◆ Data records:
%%
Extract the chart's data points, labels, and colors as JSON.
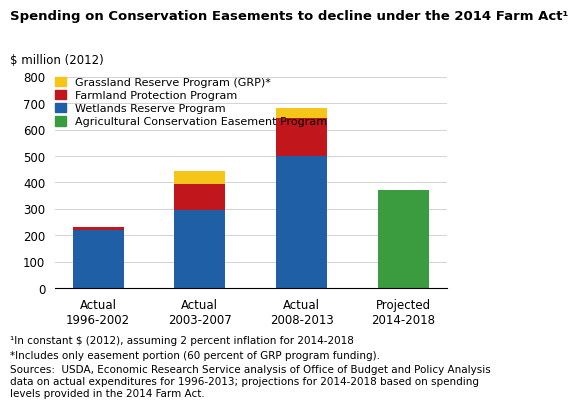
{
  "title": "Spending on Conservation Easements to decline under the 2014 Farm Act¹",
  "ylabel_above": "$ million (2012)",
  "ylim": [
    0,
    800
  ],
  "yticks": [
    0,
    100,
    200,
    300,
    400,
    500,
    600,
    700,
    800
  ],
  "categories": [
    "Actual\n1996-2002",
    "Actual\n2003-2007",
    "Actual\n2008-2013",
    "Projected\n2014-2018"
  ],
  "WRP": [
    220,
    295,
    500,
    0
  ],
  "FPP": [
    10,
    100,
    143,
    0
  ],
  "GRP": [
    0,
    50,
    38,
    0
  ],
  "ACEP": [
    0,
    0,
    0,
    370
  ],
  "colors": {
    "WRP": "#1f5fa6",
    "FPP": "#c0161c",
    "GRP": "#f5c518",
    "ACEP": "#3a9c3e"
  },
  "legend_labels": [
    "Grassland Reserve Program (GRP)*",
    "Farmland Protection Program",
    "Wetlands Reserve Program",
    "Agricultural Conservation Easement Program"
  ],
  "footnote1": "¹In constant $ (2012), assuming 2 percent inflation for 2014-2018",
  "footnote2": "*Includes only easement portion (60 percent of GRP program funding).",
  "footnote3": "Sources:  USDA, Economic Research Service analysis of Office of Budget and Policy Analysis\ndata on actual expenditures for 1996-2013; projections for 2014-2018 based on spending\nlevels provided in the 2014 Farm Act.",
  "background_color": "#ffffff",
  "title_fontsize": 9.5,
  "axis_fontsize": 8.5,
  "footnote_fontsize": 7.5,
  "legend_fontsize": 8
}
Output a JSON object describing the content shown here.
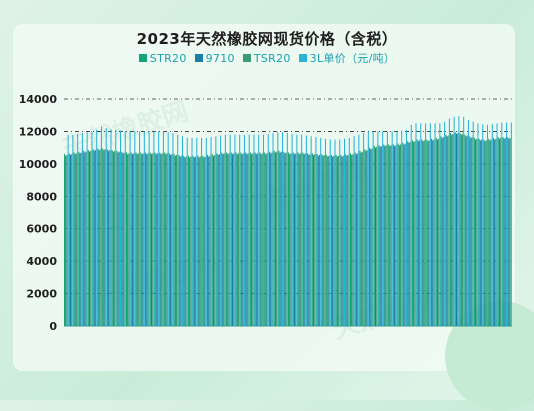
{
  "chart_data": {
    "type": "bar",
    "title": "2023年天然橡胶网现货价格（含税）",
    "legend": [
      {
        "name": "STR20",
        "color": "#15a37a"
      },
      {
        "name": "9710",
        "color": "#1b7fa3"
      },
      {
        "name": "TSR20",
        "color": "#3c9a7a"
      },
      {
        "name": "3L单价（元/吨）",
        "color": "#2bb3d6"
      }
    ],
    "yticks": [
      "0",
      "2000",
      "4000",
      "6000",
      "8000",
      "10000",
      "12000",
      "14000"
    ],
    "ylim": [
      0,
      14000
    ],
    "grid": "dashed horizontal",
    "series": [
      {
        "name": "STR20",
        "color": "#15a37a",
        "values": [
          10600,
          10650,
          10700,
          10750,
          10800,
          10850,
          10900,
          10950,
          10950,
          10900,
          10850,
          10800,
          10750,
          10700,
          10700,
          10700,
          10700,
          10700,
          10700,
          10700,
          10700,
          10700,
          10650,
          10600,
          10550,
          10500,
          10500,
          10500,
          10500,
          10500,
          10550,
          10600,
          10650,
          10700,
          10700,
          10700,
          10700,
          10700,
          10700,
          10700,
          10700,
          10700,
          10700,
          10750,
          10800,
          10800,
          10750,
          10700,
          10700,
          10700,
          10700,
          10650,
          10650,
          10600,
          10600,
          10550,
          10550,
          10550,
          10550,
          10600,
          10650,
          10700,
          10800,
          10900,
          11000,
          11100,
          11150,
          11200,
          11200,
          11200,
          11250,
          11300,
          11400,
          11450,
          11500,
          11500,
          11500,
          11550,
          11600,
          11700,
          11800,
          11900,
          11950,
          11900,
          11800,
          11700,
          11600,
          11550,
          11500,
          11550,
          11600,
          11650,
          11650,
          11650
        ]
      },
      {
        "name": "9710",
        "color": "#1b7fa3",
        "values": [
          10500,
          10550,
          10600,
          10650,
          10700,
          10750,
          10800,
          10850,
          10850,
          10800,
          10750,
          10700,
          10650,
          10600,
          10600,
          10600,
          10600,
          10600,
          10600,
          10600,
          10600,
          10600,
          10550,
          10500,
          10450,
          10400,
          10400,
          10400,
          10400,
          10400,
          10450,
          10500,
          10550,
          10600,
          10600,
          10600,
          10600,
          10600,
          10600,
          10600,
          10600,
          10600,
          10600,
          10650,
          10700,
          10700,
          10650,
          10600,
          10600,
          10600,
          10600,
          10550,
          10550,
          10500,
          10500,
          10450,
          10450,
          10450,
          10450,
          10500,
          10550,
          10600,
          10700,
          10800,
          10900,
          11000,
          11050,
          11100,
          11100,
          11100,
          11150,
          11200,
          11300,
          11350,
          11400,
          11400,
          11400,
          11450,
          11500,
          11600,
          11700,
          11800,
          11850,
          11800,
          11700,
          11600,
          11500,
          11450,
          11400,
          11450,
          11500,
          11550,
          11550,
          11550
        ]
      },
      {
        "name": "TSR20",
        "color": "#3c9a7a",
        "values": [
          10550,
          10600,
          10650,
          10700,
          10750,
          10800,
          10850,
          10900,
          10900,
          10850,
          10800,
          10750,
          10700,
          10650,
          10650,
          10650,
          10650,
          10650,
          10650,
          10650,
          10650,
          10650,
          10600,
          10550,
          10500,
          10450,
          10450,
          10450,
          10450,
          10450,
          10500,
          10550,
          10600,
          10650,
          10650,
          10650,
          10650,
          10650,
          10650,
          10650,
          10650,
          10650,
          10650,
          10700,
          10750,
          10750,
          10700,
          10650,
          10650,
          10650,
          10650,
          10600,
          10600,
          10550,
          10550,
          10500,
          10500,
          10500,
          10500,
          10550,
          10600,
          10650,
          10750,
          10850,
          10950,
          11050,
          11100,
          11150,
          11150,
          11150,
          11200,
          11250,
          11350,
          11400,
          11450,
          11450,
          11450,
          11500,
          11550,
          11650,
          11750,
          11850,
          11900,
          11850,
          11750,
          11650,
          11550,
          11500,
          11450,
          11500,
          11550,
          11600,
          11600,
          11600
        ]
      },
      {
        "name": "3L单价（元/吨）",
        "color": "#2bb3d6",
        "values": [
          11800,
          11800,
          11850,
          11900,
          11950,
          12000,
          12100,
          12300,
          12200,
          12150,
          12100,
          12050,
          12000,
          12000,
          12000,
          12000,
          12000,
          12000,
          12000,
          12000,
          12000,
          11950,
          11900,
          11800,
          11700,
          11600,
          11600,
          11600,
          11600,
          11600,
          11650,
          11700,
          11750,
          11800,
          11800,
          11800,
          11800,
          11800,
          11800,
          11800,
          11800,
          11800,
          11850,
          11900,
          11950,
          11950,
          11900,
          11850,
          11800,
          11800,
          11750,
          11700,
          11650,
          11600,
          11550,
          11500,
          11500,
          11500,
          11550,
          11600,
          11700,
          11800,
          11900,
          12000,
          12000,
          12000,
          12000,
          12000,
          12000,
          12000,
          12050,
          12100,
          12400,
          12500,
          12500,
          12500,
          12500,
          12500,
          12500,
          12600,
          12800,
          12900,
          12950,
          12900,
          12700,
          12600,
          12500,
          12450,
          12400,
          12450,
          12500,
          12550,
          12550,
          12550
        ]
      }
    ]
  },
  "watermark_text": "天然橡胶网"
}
%%
◆ Given problem: Leave the pictures out and print the records above exactly as they stand.

◆ Exercise output:
Extract the chart's data points, labels, and colors as JSON.
{
  "title": "Spending on Conservation Easements to decline under the 2014 Farm Act¹",
  "ylabel_above": "$ million (2012)",
  "ylim": [
    0,
    800
  ],
  "yticks": [
    0,
    100,
    200,
    300,
    400,
    500,
    600,
    700,
    800
  ],
  "categories": [
    "Actual\n1996-2002",
    "Actual\n2003-2007",
    "Actual\n2008-2013",
    "Projected\n2014-2018"
  ],
  "WRP": [
    220,
    295,
    500,
    0
  ],
  "FPP": [
    10,
    100,
    143,
    0
  ],
  "GRP": [
    0,
    50,
    38,
    0
  ],
  "ACEP": [
    0,
    0,
    0,
    370
  ],
  "colors": {
    "WRP": "#1f5fa6",
    "FPP": "#c0161c",
    "GRP": "#f5c518",
    "ACEP": "#3a9c3e"
  },
  "legend_labels": [
    "Grassland Reserve Program (GRP)*",
    "Farmland Protection Program",
    "Wetlands Reserve Program",
    "Agricultural Conservation Easement Program"
  ],
  "footnote1": "¹In constant $ (2012), assuming 2 percent inflation for 2014-2018",
  "footnote2": "*Includes only easement portion (60 percent of GRP program funding).",
  "footnote3": "Sources:  USDA, Economic Research Service analysis of Office of Budget and Policy Analysis\ndata on actual expenditures for 1996-2013; projections for 2014-2018 based on spending\nlevels provided in the 2014 Farm Act.",
  "background_color": "#ffffff",
  "title_fontsize": 9.5,
  "axis_fontsize": 8.5,
  "footnote_fontsize": 7.5,
  "legend_fontsize": 8
}
Output a JSON object describing the content shown here.
{
  "chart_data": {
    "type": "bar",
    "title": "2023年天然橡胶网现货价格（含税）",
    "legend": [
      {
        "name": "STR20",
        "color": "#15a37a"
      },
      {
        "name": "9710",
        "color": "#1b7fa3"
      },
      {
        "name": "TSR20",
        "color": "#3c9a7a"
      },
      {
        "name": "3L单价（元/吨）",
        "color": "#2bb3d6"
      }
    ],
    "yticks": [
      "0",
      "2000",
      "4000",
      "6000",
      "8000",
      "10000",
      "12000",
      "14000"
    ],
    "ylim": [
      0,
      14000
    ],
    "grid": "dashed horizontal",
    "series": [
      {
        "name": "STR20",
        "color": "#15a37a",
        "values": [
          10600,
          10650,
          10700,
          10750,
          10800,
          10850,
          10900,
          10950,
          10950,
          10900,
          10850,
          10800,
          10750,
          10700,
          10700,
          10700,
          10700,
          10700,
          10700,
          10700,
          10700,
          10700,
          10650,
          10600,
          10550,
          10500,
          10500,
          10500,
          10500,
          10500,
          10550,
          10600,
          10650,
          10700,
          10700,
          10700,
          10700,
          10700,
          10700,
          10700,
          10700,
          10700,
          10700,
          10750,
          10800,
          10800,
          10750,
          10700,
          10700,
          10700,
          10700,
          10650,
          10650,
          10600,
          10600,
          10550,
          10550,
          10550,
          10550,
          10600,
          10650,
          10700,
          10800,
          10900,
          11000,
          11100,
          11150,
          11200,
          11200,
          11200,
          11250,
          11300,
          11400,
          11450,
          11500,
          11500,
          11500,
          11550,
          11600,
          11700,
          11800,
          11900,
          11950,
          11900,
          11800,
          11700,
          11600,
          11550,
          11500,
          11550,
          11600,
          11650,
          11650,
          11650
        ]
      },
      {
        "name": "9710",
        "color": "#1b7fa3",
        "values": [
          10500,
          10550,
          10600,
          10650,
          10700,
          10750,
          10800,
          10850,
          10850,
          10800,
          10750,
          10700,
          10650,
          10600,
          10600,
          10600,
          10600,
          10600,
          10600,
          10600,
          10600,
          10600,
          10550,
          10500,
          10450,
          10400,
          10400,
          10400,
          10400,
          10400,
          10450,
          10500,
          10550,
          10600,
          10600,
          10600,
          10600,
          10600,
          10600,
          10600,
          10600,
          10600,
          10600,
          10650,
          10700,
          10700,
          10650,
          10600,
          10600,
          10600,
          10600,
          10550,
          10550,
          10500,
          10500,
          10450,
          10450,
          10450,
          10450,
          10500,
          10550,
          10600,
          10700,
          10800,
          10900,
          11000,
          11050,
          11100,
          11100,
          11100,
          11150,
          11200,
          11300,
          11350,
          11400,
          11400,
          11400,
          11450,
          11500,
          11600,
          11700,
          11800,
          11850,
          11800,
          11700,
          11600,
          11500,
          11450,
          11400,
          11450,
          11500,
          11550,
          11550,
          11550
        ]
      },
      {
        "name": "TSR20",
        "color": "#3c9a7a",
        "values": [
          10550,
          10600,
          10650,
          10700,
          10750,
          10800,
          10850,
          10900,
          10900,
          10850,
          10800,
          10750,
          10700,
          10650,
          10650,
          10650,
          10650,
          10650,
          10650,
          10650,
          10650,
          10650,
          10600,
          10550,
          10500,
          10450,
          10450,
          10450,
          10450,
          10450,
          10500,
          10550,
          10600,
          10650,
          10650,
          10650,
          10650,
          10650,
          10650,
          10650,
          10650,
          10650,
          10650,
          10700,
          10750,
          10750,
          10700,
          10650,
          10650,
          10650,
          10650,
          10600,
          10600,
          10550,
          10550,
          10500,
          10500,
          10500,
          10500,
          10550,
          10600,
          10650,
          10750,
          10850,
          10950,
          11050,
          11100,
          11150,
          11150,
          11150,
          11200,
          11250,
          11350,
          11400,
          11450,
          11450,
          11450,
          11500,
          11550,
          11650,
          11750,
          11850,
          11900,
          11850,
          11750,
          11650,
          11550,
          11500,
          11450,
          11500,
          11550,
          11600,
          11600,
          11600
        ]
      },
      {
        "name": "3L单价（元/吨）",
        "color": "#2bb3d6",
        "values": [
          11800,
          11800,
          11850,
          11900,
          11950,
          12000,
          12100,
          12300,
          12200,
          12150,
          12100,
          12050,
          12000,
          12000,
          12000,
          12000,
          12000,
          12000,
          12000,
          12000,
          12000,
          11950,
          11900,
          11800,
          11700,
          11600,
          11600,
          11600,
          11600,
          11600,
          11650,
          11700,
          11750,
          11800,
          11800,
          11800,
          11800,
          11800,
          11800,
          11800,
          11800,
          11800,
          11850,
          11900,
          11950,
          11950,
          11900,
          11850,
          11800,
          11800,
          11750,
          11700,
          11650,
          11600,
          11550,
          11500,
          11500,
          11500,
          11550,
          11600,
          11700,
          11800,
          11900,
          12000,
          12000,
          12000,
          12000,
          12000,
          12000,
          12000,
          12050,
          12100,
          12400,
          12500,
          12500,
          12500,
          12500,
          12500,
          12500,
          12600,
          12800,
          12900,
          12950,
          12900,
          12700,
          12600,
          12500,
          12450,
          12400,
          12450,
          12500,
          12550,
          12550,
          12550
        ]
      }
    ]
  },
  "watermark_text": "天然橡胶网"
}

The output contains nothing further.